• **Work to be completed**: Produce an exact transcription of the listing below, omitting the pictures.

• **Data excerpts**:
::::
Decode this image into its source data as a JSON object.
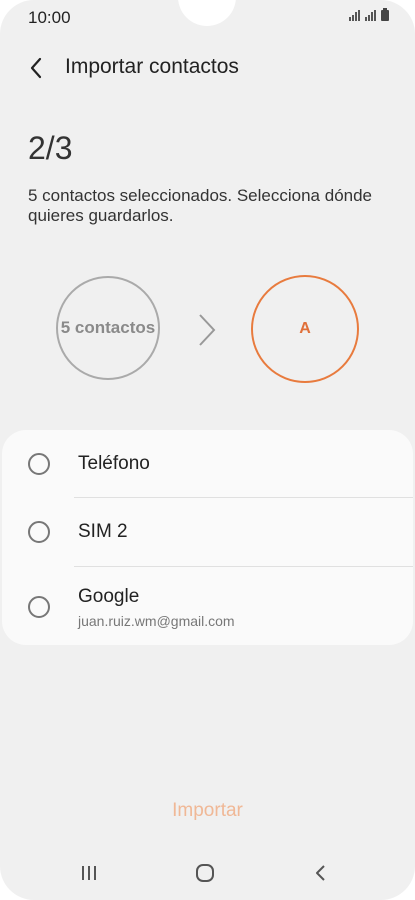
{
  "status_bar": {
    "time": "10:00"
  },
  "header": {
    "back_icon": "chevron-left-icon",
    "title": "Importar contactos"
  },
  "step": "2/3",
  "description": "5 contactos seleccionados. Selecciona dónde quieres guardarlos.",
  "transfer": {
    "source_label": "5 contactos",
    "arrow_icon": "chevron-right-icon",
    "target_label": "A",
    "accent_color": "#e87b3e"
  },
  "options": [
    {
      "label": "Teléfono"
    },
    {
      "label": "SIM 2"
    },
    {
      "label": "Google",
      "sublabel": "juan.ruiz.wm@gmail.com"
    }
  ],
  "import_button": "Importar",
  "nav_bar": {
    "recents_icon": "recents-icon",
    "home_icon": "home-icon",
    "back_icon": "back-icon"
  }
}
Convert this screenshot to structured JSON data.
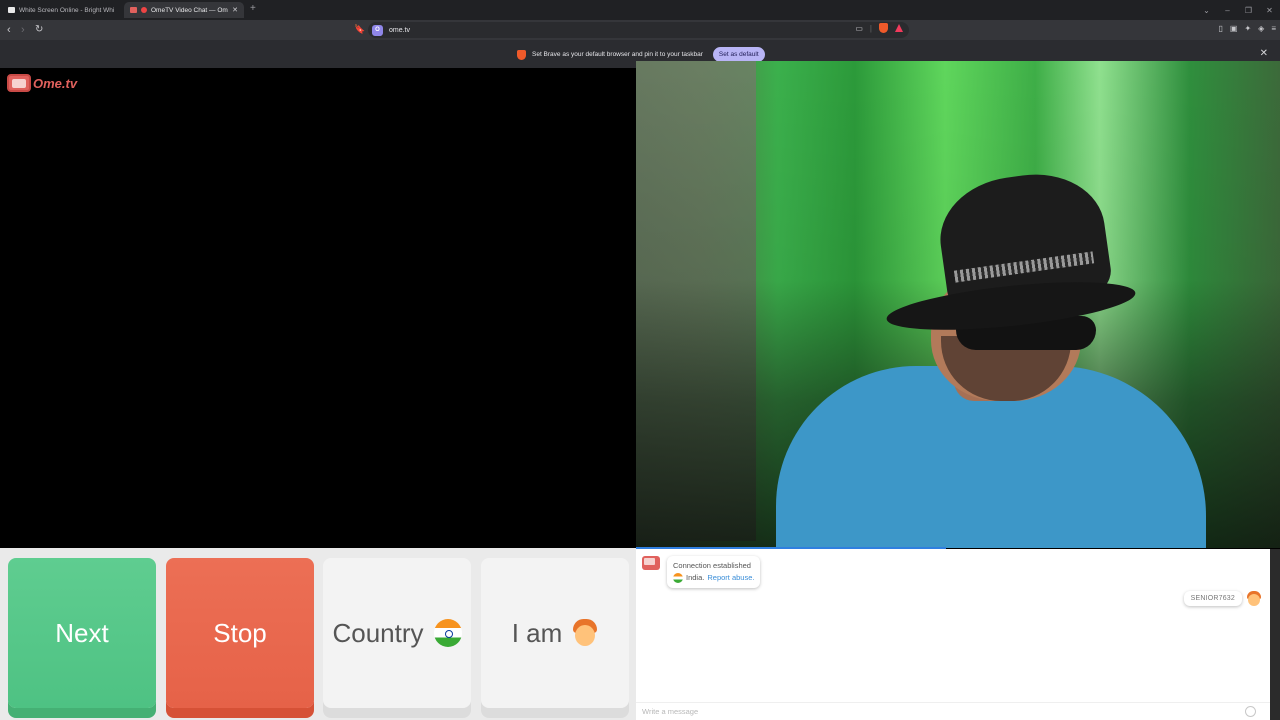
{
  "browser": {
    "tabs": [
      {
        "label": "White Screen Online - Bright White L",
        "active": false
      },
      {
        "label": "OmeTV Video Chat — Omeg",
        "active": true
      }
    ],
    "url": "ome.tv",
    "infobar": {
      "message": "Set Brave as your default browser and pin it to your taskbar",
      "button": "Set as default"
    }
  },
  "site": {
    "logo_text": "Ome.tv"
  },
  "controls": {
    "next_label": "Next",
    "stop_label": "Stop",
    "country_label": "Country",
    "iam_label": "I am"
  },
  "chat": {
    "status": "Connection established",
    "country": "India.",
    "report_link": "Report abuse.",
    "username": "SENIOR7632",
    "input_placeholder": "Write a message"
  },
  "colors": {
    "next": "#5fcd90",
    "stop": "#ec6f55",
    "accent": "#3b8ed8",
    "brand": "#e0615d"
  }
}
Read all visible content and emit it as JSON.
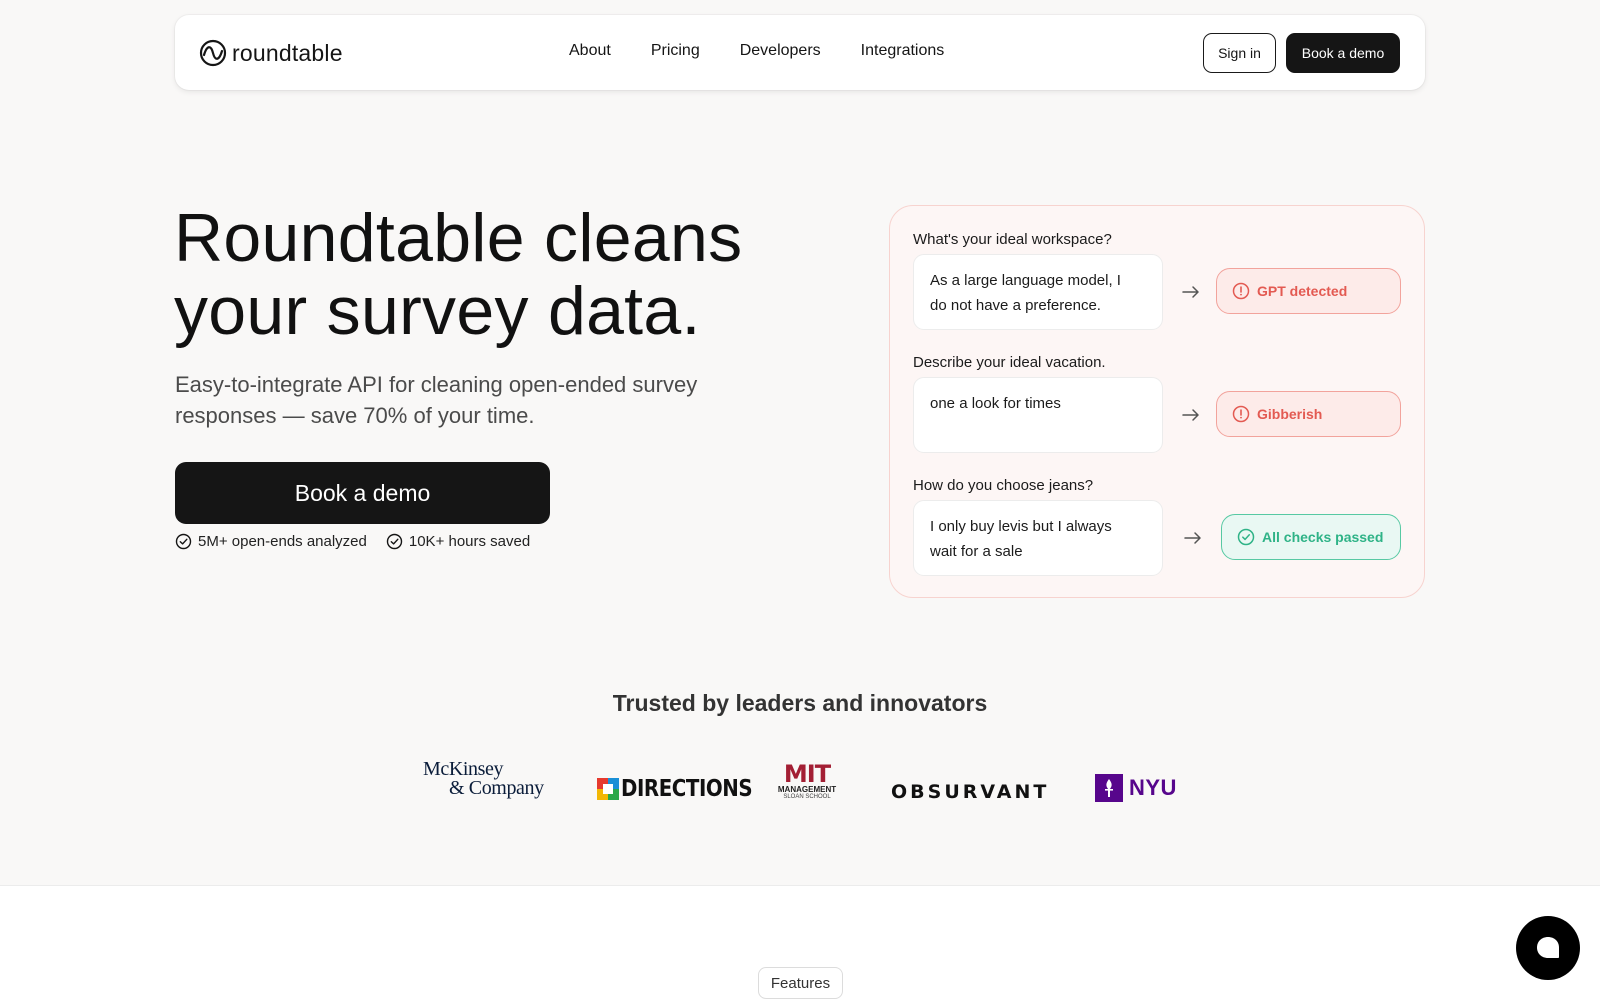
{
  "brand": {
    "name": "roundtable",
    "icon": "roundtable-logo-icon"
  },
  "nav": {
    "links": [
      "About",
      "Pricing",
      "Developers",
      "Integrations"
    ],
    "sign_in": "Sign in",
    "book_demo": "Book a demo"
  },
  "hero": {
    "title_line1": "Roundtable cleans",
    "title_line2": "your survey data.",
    "subtitle_line1": "Easy-to-integrate API for cleaning open-ended survey",
    "subtitle_line2": "responses — save 70% of your time.",
    "cta": "Book a demo",
    "stats": [
      "5M+ open-ends analyzed",
      "10K+ hours saved"
    ]
  },
  "demo": {
    "items": [
      {
        "question": "What's your ideal workspace?",
        "answer_line1": "As a large language model, I",
        "answer_line2": "do not have a preference.",
        "result": "GPT detected",
        "status": "flagged"
      },
      {
        "question": "Describe your ideal vacation.",
        "answer_line1": "one a look for times",
        "answer_line2": "",
        "result": "Gibberish",
        "status": "flagged"
      },
      {
        "question": "How do you choose jeans?",
        "answer_line1": "I only buy levis but I always",
        "answer_line2": "wait for a sale",
        "result": "All checks passed",
        "status": "passed"
      }
    ]
  },
  "trusted": {
    "title": "Trusted by leaders and innovators",
    "logos": {
      "mckinsey_line1": "McKinsey",
      "mckinsey_line2": "& Company",
      "directions": "DIRECTIONS",
      "mit_main": "MIT",
      "mit_line2": "MANAGEMENT",
      "mit_line3": "SLOAN SCHOOL",
      "observant": "OBSURVANT",
      "nyu": "NYU"
    }
  },
  "features_label": "Features",
  "colors": {
    "dark": "#151515",
    "flag_red": "#e35a52",
    "pass_green": "#2fb387",
    "card_bg": "#fdf6f5",
    "nyu_purple": "#57068c"
  }
}
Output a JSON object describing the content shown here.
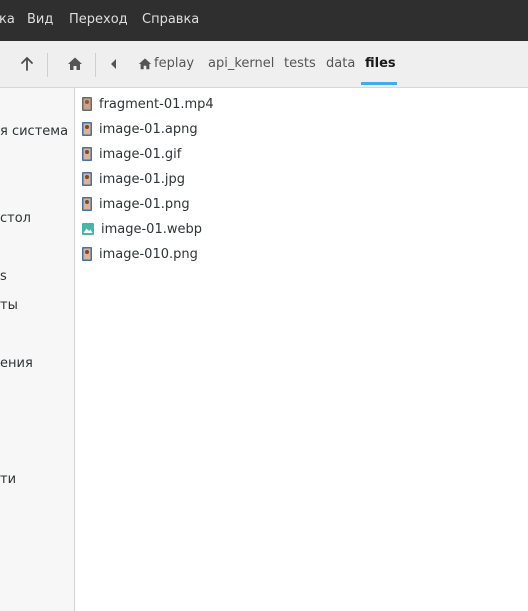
{
  "menubar": {
    "items": [
      "ка",
      "Вид",
      "Переход",
      "Справка"
    ]
  },
  "breadcrumb": {
    "items": [
      "feplay",
      "api_kernel",
      "tests",
      "data"
    ],
    "current": "files"
  },
  "sidebar": {
    "items": [
      "я система",
      "стол",
      "s",
      "ты",
      "ения",
      "ти"
    ]
  },
  "files": [
    {
      "name": "fragment-01.mp4",
      "icon": "video-file-icon"
    },
    {
      "name": "image-01.apng",
      "icon": "image-file-icon"
    },
    {
      "name": "image-01.gif",
      "icon": "image-file-icon"
    },
    {
      "name": "image-01.jpg",
      "icon": "image-file-icon"
    },
    {
      "name": "image-01.png",
      "icon": "image-file-icon"
    },
    {
      "name": "image-01.webp",
      "icon": "webp-file-icon"
    },
    {
      "name": "image-010.png",
      "icon": "image-file-icon"
    }
  ],
  "colors": {
    "accent": "#3daee9",
    "menubar_bg": "#2f2f2f",
    "toolbar_bg": "#efefef",
    "sidebar_bg": "#f7f7f7"
  }
}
::::
• **Response to the exercise**:
Decode this image into its source data as a JSON object.
{
  "status_bar": {
    "time": "10:00"
  },
  "header": {
    "back_icon": "chevron-left-icon",
    "title": "Importar contactos"
  },
  "step": "2/3",
  "description": "5 contactos seleccionados. Selecciona dónde quieres guardarlos.",
  "transfer": {
    "source_label": "5 contactos",
    "arrow_icon": "chevron-right-icon",
    "target_label": "A",
    "accent_color": "#e87b3e"
  },
  "options": [
    {
      "label": "Teléfono"
    },
    {
      "label": "SIM 2"
    },
    {
      "label": "Google",
      "sublabel": "juan.ruiz.wm@gmail.com"
    }
  ],
  "import_button": "Importar",
  "nav_bar": {
    "recents_icon": "recents-icon",
    "home_icon": "home-icon",
    "back_icon": "back-icon"
  }
}
Convert this screenshot to structured JSON data.
{
  "browser": {
    "tabs": [
      {
        "label": "White Screen Online - Bright White L",
        "active": false
      },
      {
        "label": "OmeTV Video Chat — Omeg",
        "active": true
      }
    ],
    "url": "ome.tv",
    "infobar": {
      "message": "Set Brave as your default browser and pin it to your taskbar",
      "button": "Set as default"
    }
  },
  "site": {
    "logo_text": "Ome.tv"
  },
  "controls": {
    "next_label": "Next",
    "stop_label": "Stop",
    "country_label": "Country",
    "iam_label": "I am"
  },
  "chat": {
    "status": "Connection established",
    "country": "India.",
    "report_link": "Report abuse.",
    "username": "SENIOR7632",
    "input_placeholder": "Write a message"
  },
  "colors": {
    "next": "#5fcd90",
    "stop": "#ec6f55",
    "accent": "#3b8ed8",
    "brand": "#e0615d"
  }
}
Read all visible content and emit it as JSON.
{
  "brand": {
    "name": "roundtable",
    "icon": "roundtable-logo-icon"
  },
  "nav": {
    "links": [
      "About",
      "Pricing",
      "Developers",
      "Integrations"
    ],
    "sign_in": "Sign in",
    "book_demo": "Book a demo"
  },
  "hero": {
    "title_line1": "Roundtable cleans",
    "title_line2": "your survey data.",
    "subtitle_line1": "Easy-to-integrate API for cleaning open-ended survey",
    "subtitle_line2": "responses — save 70% of your time.",
    "cta": "Book a demo",
    "stats": [
      "5M+ open-ends analyzed",
      "10K+ hours saved"
    ]
  },
  "demo": {
    "items": [
      {
        "question": "What's your ideal workspace?",
        "answer_line1": "As a large language model, I",
        "answer_line2": "do not have a preference.",
        "result": "GPT detected",
        "status": "flagged"
      },
      {
        "question": "Describe your ideal vacation.",
        "answer_line1": "one a look for times",
        "answer_line2": "",
        "result": "Gibberish",
        "status": "flagged"
      },
      {
        "question": "How do you choose jeans?",
        "answer_line1": "I only buy levis but I always",
        "answer_line2": "wait for a sale",
        "result": "All checks passed",
        "status": "passed"
      }
    ]
  },
  "trusted": {
    "title": "Trusted by leaders and innovators",
    "logos": {
      "mckinsey_line1": "McKinsey",
      "mckinsey_line2": "& Company",
      "directions": "DIRECTIONS",
      "mit_main": "MIT",
      "mit_line2": "MANAGEMENT",
      "mit_line3": "SLOAN SCHOOL",
      "observant": "OBSURVANT",
      "nyu": "NYU"
    }
  },
  "features_label": "Features",
  "colors": {
    "dark": "#151515",
    "flag_red": "#e35a52",
    "pass_green": "#2fb387",
    "card_bg": "#fdf6f5",
    "nyu_purple": "#57068c"
  }
}
Output a JSON object describing the content shown here.
{
  "menubar": {
    "items": [
      "ка",
      "Вид",
      "Переход",
      "Справка"
    ]
  },
  "breadcrumb": {
    "items": [
      "feplay",
      "api_kernel",
      "tests",
      "data"
    ],
    "current": "files"
  },
  "sidebar": {
    "items": [
      "я система",
      "стол",
      "s",
      "ты",
      "ения",
      "ти"
    ]
  },
  "files": [
    {
      "name": "fragment-01.mp4",
      "icon": "video-file-icon"
    },
    {
      "name": "image-01.apng",
      "icon": "image-file-icon"
    },
    {
      "name": "image-01.gif",
      "icon": "image-file-icon"
    },
    {
      "name": "image-01.jpg",
      "icon": "image-file-icon"
    },
    {
      "name": "image-01.png",
      "icon": "image-file-icon"
    },
    {
      "name": "image-01.webp",
      "icon": "webp-file-icon"
    },
    {
      "name": "image-010.png",
      "icon": "image-file-icon"
    }
  ],
  "colors": {
    "accent": "#3daee9",
    "menubar_bg": "#2f2f2f",
    "toolbar_bg": "#efefef",
    "sidebar_bg": "#f7f7f7"
  }
}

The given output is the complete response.